To be done: Please say how many lines of the listing hold "bottom", with no other words in the answer.
## START Data provided
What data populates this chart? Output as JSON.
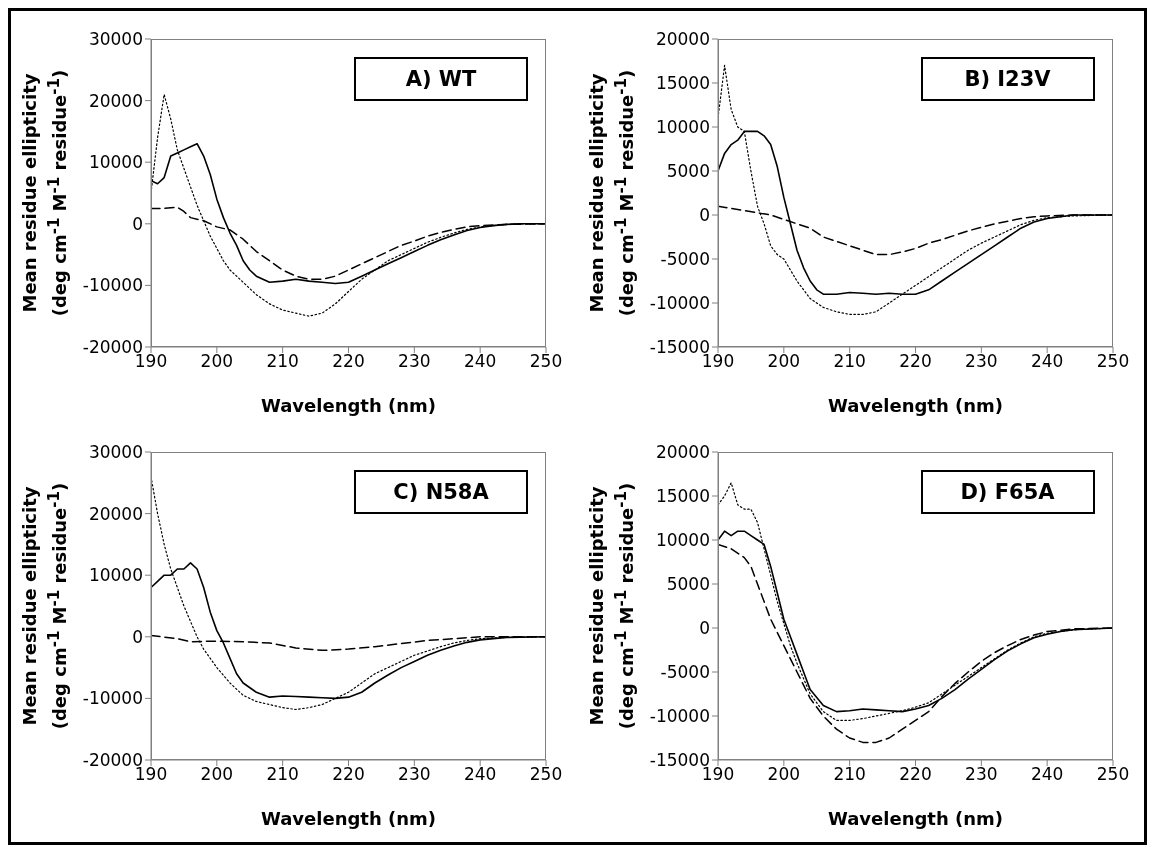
{
  "chart_data": [
    {
      "type": "line",
      "title": "A) WT",
      "xlabel": "Wavelength (nm)",
      "ylabel": "Mean residue ellipticity\n(deg cm$^{-1}$ M$^{-1}$ residue$^{-1}$)",
      "xlim": [
        190,
        250
      ],
      "xticks": [
        190,
        200,
        210,
        220,
        230,
        240,
        250
      ],
      "ylim": [
        -20000,
        30000
      ],
      "yticks": [
        -20000,
        -10000,
        0,
        10000,
        20000,
        30000
      ],
      "grid": false,
      "legend": false,
      "marker": "none",
      "series": [
        {
          "color": "#000000",
          "line_style": "solid",
          "x": [
            190,
            191,
            192,
            193,
            194,
            195,
            196,
            197,
            198,
            199,
            200,
            201,
            202,
            203,
            204,
            205,
            206,
            207,
            208,
            210,
            212,
            214,
            216,
            218,
            220,
            222,
            224,
            226,
            228,
            230,
            232,
            234,
            236,
            238,
            240,
            242,
            244,
            246,
            248,
            250
          ],
          "values": [
            7000,
            6500,
            7500,
            11000,
            11500,
            12000,
            12500,
            13000,
            11000,
            8000,
            4000,
            1000,
            -1500,
            -3500,
            -6000,
            -7500,
            -8500,
            -9000,
            -9500,
            -9300,
            -9000,
            -9300,
            -9500,
            -9700,
            -9500,
            -8500,
            -7500,
            -6500,
            -5500,
            -4500,
            -3500,
            -2600,
            -1800,
            -1100,
            -600,
            -300,
            -100,
            0,
            0,
            0
          ]
        },
        {
          "color": "#000000",
          "line_style": "dotted",
          "x": [
            190,
            191,
            192,
            193,
            194,
            195,
            196,
            197,
            198,
            199,
            200,
            201,
            202,
            204,
            206,
            208,
            210,
            212,
            214,
            216,
            218,
            220,
            222,
            224,
            226,
            228,
            230,
            232,
            234,
            236,
            238,
            240,
            242,
            244,
            246,
            248,
            250
          ],
          "values": [
            5000,
            14000,
            21000,
            17000,
            12000,
            9000,
            6000,
            3000,
            500,
            -2000,
            -4000,
            -6000,
            -7500,
            -9500,
            -11500,
            -13000,
            -14000,
            -14500,
            -15000,
            -14500,
            -13000,
            -11000,
            -9000,
            -7500,
            -6000,
            -5000,
            -4000,
            -3000,
            -2200,
            -1500,
            -900,
            -500,
            -300,
            -100,
            0,
            0,
            0
          ]
        },
        {
          "color": "#000000",
          "line_style": "dashed",
          "x": [
            190,
            192,
            194,
            195,
            196,
            198,
            200,
            202,
            204,
            206,
            208,
            210,
            212,
            214,
            216,
            218,
            220,
            222,
            224,
            226,
            228,
            230,
            232,
            234,
            236,
            238,
            240,
            244,
            250
          ],
          "values": [
            2500,
            2500,
            2700,
            2000,
            1000,
            500,
            -500,
            -1000,
            -2500,
            -4500,
            -6000,
            -7500,
            -8500,
            -9000,
            -9000,
            -8500,
            -7500,
            -6500,
            -5500,
            -4500,
            -3500,
            -2800,
            -2000,
            -1400,
            -900,
            -500,
            -300,
            -100,
            0
          ]
        }
      ]
    },
    {
      "type": "line",
      "title": "B) I23V",
      "xlabel": "Wavelength (nm)",
      "ylabel": "Mean residue ellipticity\n(deg cm$^{-1}$ M$^{-1}$ residue$^{-1}$)",
      "xlim": [
        190,
        250
      ],
      "xticks": [
        190,
        200,
        210,
        220,
        230,
        240,
        250
      ],
      "ylim": [
        -15000,
        20000
      ],
      "yticks": [
        -15000,
        -10000,
        -5000,
        0,
        5000,
        10000,
        15000,
        20000
      ],
      "grid": false,
      "legend": false,
      "marker": "none",
      "series": [
        {
          "color": "#000000",
          "line_style": "solid",
          "x": [
            190,
            191,
            192,
            193,
            194,
            195,
            196,
            197,
            198,
            199,
            200,
            201,
            202,
            203,
            204,
            205,
            206,
            208,
            210,
            212,
            214,
            216,
            218,
            220,
            222,
            224,
            226,
            228,
            230,
            232,
            234,
            236,
            238,
            240,
            242,
            244,
            250
          ],
          "values": [
            5000,
            7000,
            8000,
            8500,
            9500,
            9500,
            9500,
            9000,
            8000,
            5500,
            2000,
            -1000,
            -4000,
            -6000,
            -7500,
            -8500,
            -9000,
            -9000,
            -8800,
            -8900,
            -9000,
            -8900,
            -9000,
            -9000,
            -8500,
            -7500,
            -6500,
            -5500,
            -4500,
            -3500,
            -2500,
            -1500,
            -800,
            -400,
            -200,
            0,
            0
          ]
        },
        {
          "color": "#000000",
          "line_style": "dotted",
          "x": [
            190,
            191,
            192,
            193,
            194,
            195,
            196,
            197,
            198,
            199,
            200,
            202,
            204,
            206,
            208,
            210,
            212,
            214,
            216,
            218,
            220,
            222,
            224,
            226,
            228,
            230,
            232,
            234,
            236,
            238,
            240,
            244,
            250
          ],
          "values": [
            11000,
            17000,
            12000,
            10000,
            9500,
            5000,
            1000,
            -1000,
            -3500,
            -4500,
            -5000,
            -7500,
            -9500,
            -10500,
            -11000,
            -11300,
            -11300,
            -11000,
            -10000,
            -9000,
            -8000,
            -7000,
            -6000,
            -5000,
            -4000,
            -3200,
            -2500,
            -1800,
            -1100,
            -600,
            -300,
            -100,
            0
          ]
        },
        {
          "color": "#000000",
          "line_style": "dashed",
          "x": [
            190,
            194,
            198,
            200,
            202,
            204,
            206,
            208,
            210,
            212,
            214,
            216,
            218,
            220,
            222,
            224,
            226,
            228,
            230,
            232,
            234,
            236,
            238,
            240,
            244,
            250
          ],
          "values": [
            1000,
            500,
            0,
            -500,
            -1000,
            -1500,
            -2500,
            -3000,
            -3500,
            -4000,
            -4500,
            -4500,
            -4200,
            -3800,
            -3200,
            -2800,
            -2300,
            -1800,
            -1400,
            -1000,
            -700,
            -400,
            -200,
            -100,
            0,
            0
          ]
        }
      ]
    },
    {
      "type": "line",
      "title": "C) N58A",
      "xlabel": "Wavelength (nm)",
      "ylabel": "Mean residue ellipticity\n(deg cm$^{-1}$ M$^{-1}$ residue$^{-1}$)",
      "xlim": [
        190,
        250
      ],
      "xticks": [
        190,
        200,
        210,
        220,
        230,
        240,
        250
      ],
      "ylim": [
        -20000,
        30000
      ],
      "yticks": [
        -20000,
        -10000,
        0,
        10000,
        20000,
        30000
      ],
      "grid": false,
      "legend": false,
      "marker": "none",
      "series": [
        {
          "color": "#000000",
          "line_style": "solid",
          "x": [
            190,
            191,
            192,
            193,
            194,
            195,
            196,
            197,
            198,
            199,
            200,
            201,
            202,
            203,
            204,
            206,
            208,
            210,
            212,
            214,
            216,
            218,
            220,
            222,
            224,
            226,
            228,
            230,
            232,
            234,
            236,
            238,
            240,
            244,
            250
          ],
          "values": [
            8000,
            9000,
            10000,
            10000,
            11000,
            11000,
            12000,
            11000,
            8000,
            4000,
            1000,
            -1000,
            -3500,
            -6000,
            -7500,
            -9000,
            -9800,
            -9600,
            -9700,
            -9800,
            -9900,
            -10000,
            -9800,
            -9000,
            -7500,
            -6200,
            -5000,
            -4000,
            -3000,
            -2200,
            -1500,
            -900,
            -500,
            -100,
            0
          ]
        },
        {
          "color": "#000000",
          "line_style": "dotted",
          "x": [
            190,
            191,
            192,
            193,
            194,
            195,
            196,
            197,
            198,
            200,
            202,
            204,
            206,
            208,
            210,
            212,
            214,
            216,
            218,
            220,
            222,
            224,
            226,
            228,
            230,
            232,
            234,
            236,
            238,
            240,
            244,
            250
          ],
          "values": [
            26000,
            20000,
            15000,
            11000,
            8000,
            5000,
            2500,
            0,
            -2000,
            -5000,
            -7500,
            -9500,
            -10500,
            -11000,
            -11500,
            -11800,
            -11500,
            -11000,
            -10000,
            -9000,
            -7500,
            -6000,
            -5000,
            -4000,
            -3000,
            -2300,
            -1600,
            -1000,
            -600,
            -300,
            -100,
            0
          ]
        },
        {
          "color": "#000000",
          "line_style": "dashed",
          "x": [
            190,
            194,
            196,
            200,
            204,
            208,
            212,
            216,
            220,
            224,
            228,
            232,
            236,
            240,
            250
          ],
          "values": [
            200,
            -300,
            -800,
            -700,
            -800,
            -1000,
            -1800,
            -2200,
            -2000,
            -1600,
            -1100,
            -600,
            -300,
            0,
            0
          ]
        }
      ]
    },
    {
      "type": "line",
      "title": "D) F65A",
      "xlabel": "Wavelength (nm)",
      "ylabel": "Mean residue ellipticity\n(deg cm$^{-1}$ M$^{-1}$ residue$^{-1}$)",
      "xlim": [
        190,
        250
      ],
      "xticks": [
        190,
        200,
        210,
        220,
        230,
        240,
        250
      ],
      "ylim": [
        -15000,
        20000
      ],
      "yticks": [
        -15000,
        -10000,
        -5000,
        0,
        5000,
        10000,
        15000,
        20000
      ],
      "grid": false,
      "legend": false,
      "marker": "none",
      "series": [
        {
          "color": "#000000",
          "line_style": "solid",
          "x": [
            190,
            191,
            192,
            193,
            194,
            195,
            196,
            197,
            198,
            199,
            200,
            201,
            202,
            203,
            204,
            206,
            208,
            210,
            212,
            214,
            216,
            218,
            220,
            222,
            224,
            226,
            228,
            230,
            232,
            234,
            236,
            238,
            240,
            242,
            244,
            250
          ],
          "values": [
            10000,
            11000,
            10500,
            11000,
            11000,
            10500,
            10000,
            9500,
            7000,
            4000,
            1000,
            -1000,
            -3000,
            -5000,
            -7000,
            -8800,
            -9500,
            -9400,
            -9200,
            -9300,
            -9400,
            -9500,
            -9200,
            -8800,
            -8000,
            -7000,
            -5800,
            -4700,
            -3600,
            -2600,
            -1800,
            -1100,
            -700,
            -400,
            -200,
            0
          ]
        },
        {
          "color": "#000000",
          "line_style": "dotted",
          "x": [
            190,
            191,
            192,
            193,
            194,
            195,
            196,
            197,
            198,
            199,
            200,
            201,
            202,
            204,
            206,
            208,
            210,
            212,
            214,
            216,
            218,
            220,
            222,
            224,
            226,
            228,
            230,
            232,
            234,
            236,
            238,
            240,
            244,
            250
          ],
          "values": [
            14000,
            15000,
            16500,
            14000,
            13500,
            13500,
            12000,
            9000,
            6000,
            3000,
            500,
            -2000,
            -4000,
            -7500,
            -9500,
            -10500,
            -10500,
            -10300,
            -10000,
            -9700,
            -9400,
            -9000,
            -8500,
            -7500,
            -6500,
            -5500,
            -4500,
            -3500,
            -2500,
            -1700,
            -1000,
            -600,
            -200,
            0
          ]
        },
        {
          "color": "#000000",
          "line_style": "dashed",
          "x": [
            190,
            192,
            194,
            195,
            196,
            197,
            198,
            199,
            200,
            202,
            204,
            206,
            208,
            210,
            212,
            214,
            216,
            218,
            220,
            222,
            224,
            226,
            228,
            230,
            232,
            234,
            236,
            238,
            240,
            244,
            250
          ],
          "values": [
            9500,
            9000,
            8000,
            7000,
            5000,
            3000,
            1000,
            -500,
            -2000,
            -5000,
            -8000,
            -10000,
            -11500,
            -12500,
            -13000,
            -13000,
            -12500,
            -11500,
            -10500,
            -9500,
            -7800,
            -6300,
            -5000,
            -3800,
            -2800,
            -2000,
            -1300,
            -800,
            -400,
            -100,
            0
          ]
        }
      ]
    }
  ]
}
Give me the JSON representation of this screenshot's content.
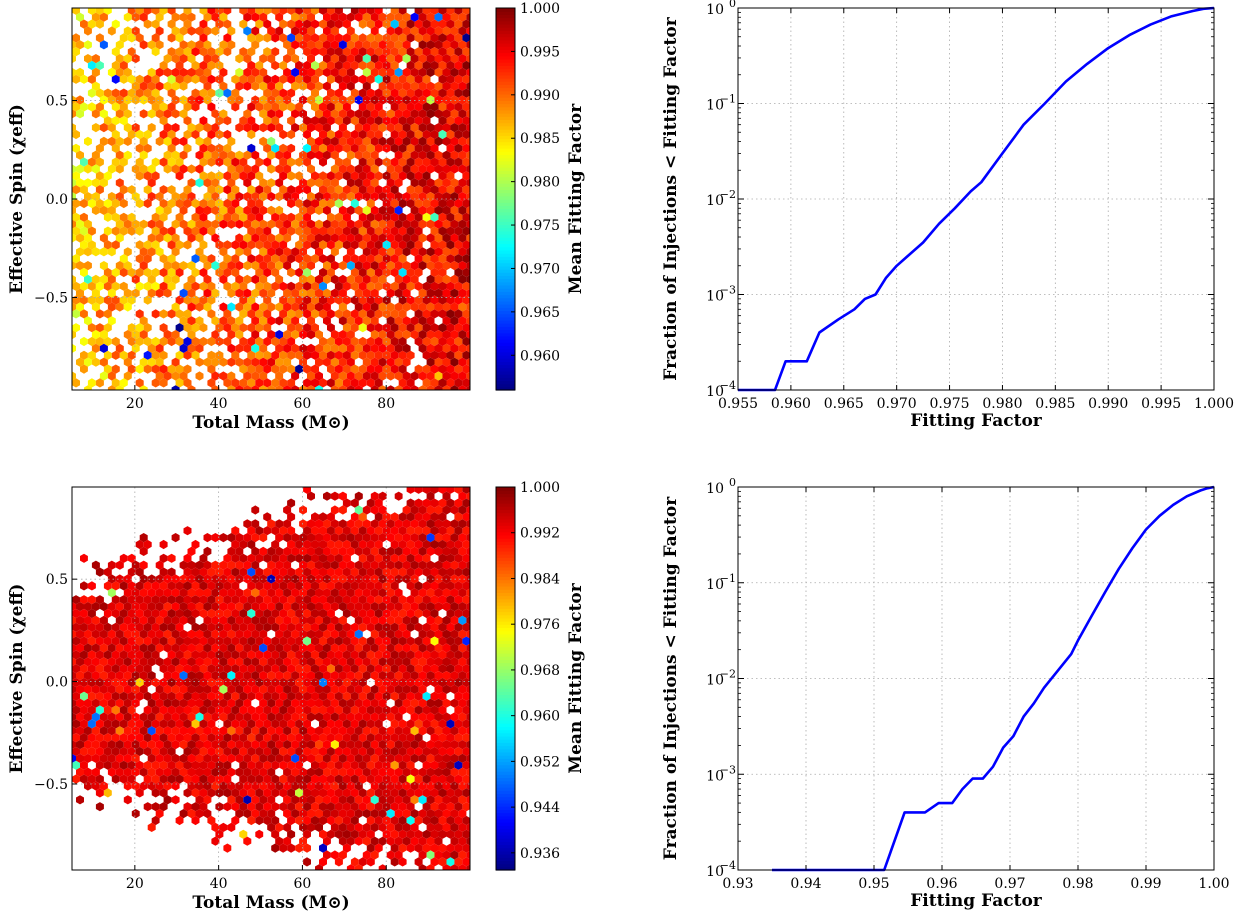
{
  "colors": {
    "line": "#0000ff",
    "grid": "#aaaaaa",
    "colormap": [
      "#00007f",
      "#0000ff",
      "#007fff",
      "#00ffff",
      "#7fff7f",
      "#ffff00",
      "#ff7f00",
      "#ff0000",
      "#7f0000"
    ]
  },
  "chart_data": [
    {
      "type": "heatmap",
      "subtype": "hexbin",
      "panel": "top-left",
      "xlabel": "Total Mass (M⊙)",
      "ylabel": "Effective Spin (χeff)",
      "colorbar_label": "Mean Fitting Factor",
      "xlim": [
        5,
        100
      ],
      "ylim": [
        -0.97,
        0.97
      ],
      "xticks": [
        20,
        40,
        60,
        80
      ],
      "xtick_labels": [
        "20",
        "40",
        "60",
        "80"
      ],
      "yticks": [
        -0.5,
        0.0,
        0.5
      ],
      "ytick_labels": [
        "−0.5",
        "0.0",
        "0.5"
      ],
      "clim": [
        0.956,
        1.0
      ],
      "cticks": [
        0.96,
        0.965,
        0.97,
        0.975,
        0.98,
        0.985,
        0.99,
        0.995,
        1.0
      ],
      "ctick_labels": [
        "0.960",
        "0.965",
        "0.970",
        "0.975",
        "0.980",
        "0.985",
        "0.990",
        "0.995",
        "1.000"
      ],
      "grid": true,
      "summary": {
        "low_mass_mean": 0.985,
        "high_mass_mean": 0.996,
        "min_value": 0.957
      }
    },
    {
      "type": "line",
      "panel": "top-right",
      "xlabel": "Fitting Factor",
      "ylabel": "Fraction of Injections < Fitting Factor",
      "yscale": "log",
      "xlim": [
        0.955,
        1.0
      ],
      "ylim": [
        0.0001,
        1
      ],
      "xticks": [
        0.955,
        0.96,
        0.965,
        0.97,
        0.975,
        0.98,
        0.985,
        0.99,
        0.995,
        1.0
      ],
      "xtick_labels": [
        "0.955",
        "0.960",
        "0.965",
        "0.970",
        "0.975",
        "0.980",
        "0.985",
        "0.990",
        "0.995",
        "1.000"
      ],
      "yticks": [
        0.0001,
        0.001,
        0.01,
        0.1,
        1
      ],
      "ytick_labels": [
        {
          "base": "10",
          "exp": "−4"
        },
        {
          "base": "10",
          "exp": "−3"
        },
        {
          "base": "10",
          "exp": "−2"
        },
        {
          "base": "10",
          "exp": "−1"
        },
        {
          "base": "10",
          "exp": "0"
        }
      ],
      "grid": true,
      "series": [
        {
          "x": [
            0.955,
            0.9575,
            0.9585,
            0.9595,
            0.9615,
            0.9627,
            0.9645,
            0.966,
            0.967,
            0.968,
            0.969,
            0.97,
            0.971,
            0.9725,
            0.974,
            0.9755,
            0.977,
            0.978,
            0.98,
            0.982,
            0.984,
            0.986,
            0.988,
            0.99,
            0.992,
            0.994,
            0.996,
            0.998,
            0.999,
            1.0
          ],
          "y": [
            0.0001,
            0.0001,
            0.0001,
            0.0002,
            0.0002,
            0.0004,
            0.00055,
            0.0007,
            0.0009,
            0.001,
            0.0015,
            0.002,
            0.0025,
            0.0035,
            0.0055,
            0.008,
            0.012,
            0.015,
            0.03,
            0.06,
            0.1,
            0.17,
            0.26,
            0.38,
            0.52,
            0.67,
            0.82,
            0.93,
            0.98,
            1.0
          ]
        }
      ]
    },
    {
      "type": "heatmap",
      "subtype": "hexbin",
      "panel": "bottom-left",
      "xlabel": "Total Mass (M⊙)",
      "ylabel": "Effective Spin (χeff)",
      "colorbar_label": "Mean Fitting Factor",
      "xlim": [
        5,
        100
      ],
      "ylim": [
        -0.92,
        0.95
      ],
      "xticks": [
        20,
        40,
        60,
        80
      ],
      "xtick_labels": [
        "20",
        "40",
        "60",
        "80"
      ],
      "yticks": [
        -0.5,
        0.0,
        0.5
      ],
      "ytick_labels": [
        "−0.5",
        "0.0",
        "0.5"
      ],
      "clim": [
        0.933,
        1.0
      ],
      "cticks": [
        0.936,
        0.944,
        0.952,
        0.96,
        0.968,
        0.976,
        0.984,
        0.992,
        1.0
      ],
      "ctick_labels": [
        "0.936",
        "0.944",
        "0.952",
        "0.960",
        "0.968",
        "0.976",
        "0.984",
        "0.992",
        "1.000"
      ],
      "grid": true,
      "summary": {
        "mean_value": 0.994,
        "min_value": 0.935
      }
    },
    {
      "type": "line",
      "panel": "bottom-right",
      "xlabel": "Fitting Factor",
      "ylabel": "Fraction of Injections < Fitting Factor",
      "yscale": "log",
      "xlim": [
        0.93,
        1.0
      ],
      "ylim": [
        0.0001,
        1
      ],
      "xticks": [
        0.93,
        0.94,
        0.95,
        0.96,
        0.97,
        0.98,
        0.99,
        1.0
      ],
      "xtick_labels": [
        "0.93",
        "0.94",
        "0.95",
        "0.96",
        "0.97",
        "0.98",
        "0.99",
        "1.00"
      ],
      "yticks": [
        0.0001,
        0.001,
        0.01,
        0.1,
        1
      ],
      "ytick_labels": [
        {
          "base": "10",
          "exp": "−4"
        },
        {
          "base": "10",
          "exp": "−3"
        },
        {
          "base": "10",
          "exp": "−2"
        },
        {
          "base": "10",
          "exp": "−1"
        },
        {
          "base": "10",
          "exp": "0"
        }
      ],
      "grid": true,
      "series": [
        {
          "x": [
            0.935,
            0.951,
            0.9515,
            0.9545,
            0.9575,
            0.9595,
            0.9615,
            0.963,
            0.9645,
            0.966,
            0.9675,
            0.969,
            0.9705,
            0.972,
            0.9735,
            0.975,
            0.977,
            0.979,
            0.98,
            0.982,
            0.984,
            0.986,
            0.988,
            0.99,
            0.992,
            0.994,
            0.996,
            0.998,
            0.999,
            1.0
          ],
          "y": [
            0.0001,
            0.0001,
            0.0001,
            0.0004,
            0.0004,
            0.0005,
            0.0005,
            0.0007,
            0.0009,
            0.0009,
            0.0012,
            0.0019,
            0.0025,
            0.004,
            0.0055,
            0.008,
            0.012,
            0.018,
            0.025,
            0.045,
            0.08,
            0.14,
            0.23,
            0.36,
            0.5,
            0.65,
            0.8,
            0.92,
            0.97,
            1.0
          ]
        }
      ]
    }
  ]
}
## END Data provided
The response: 2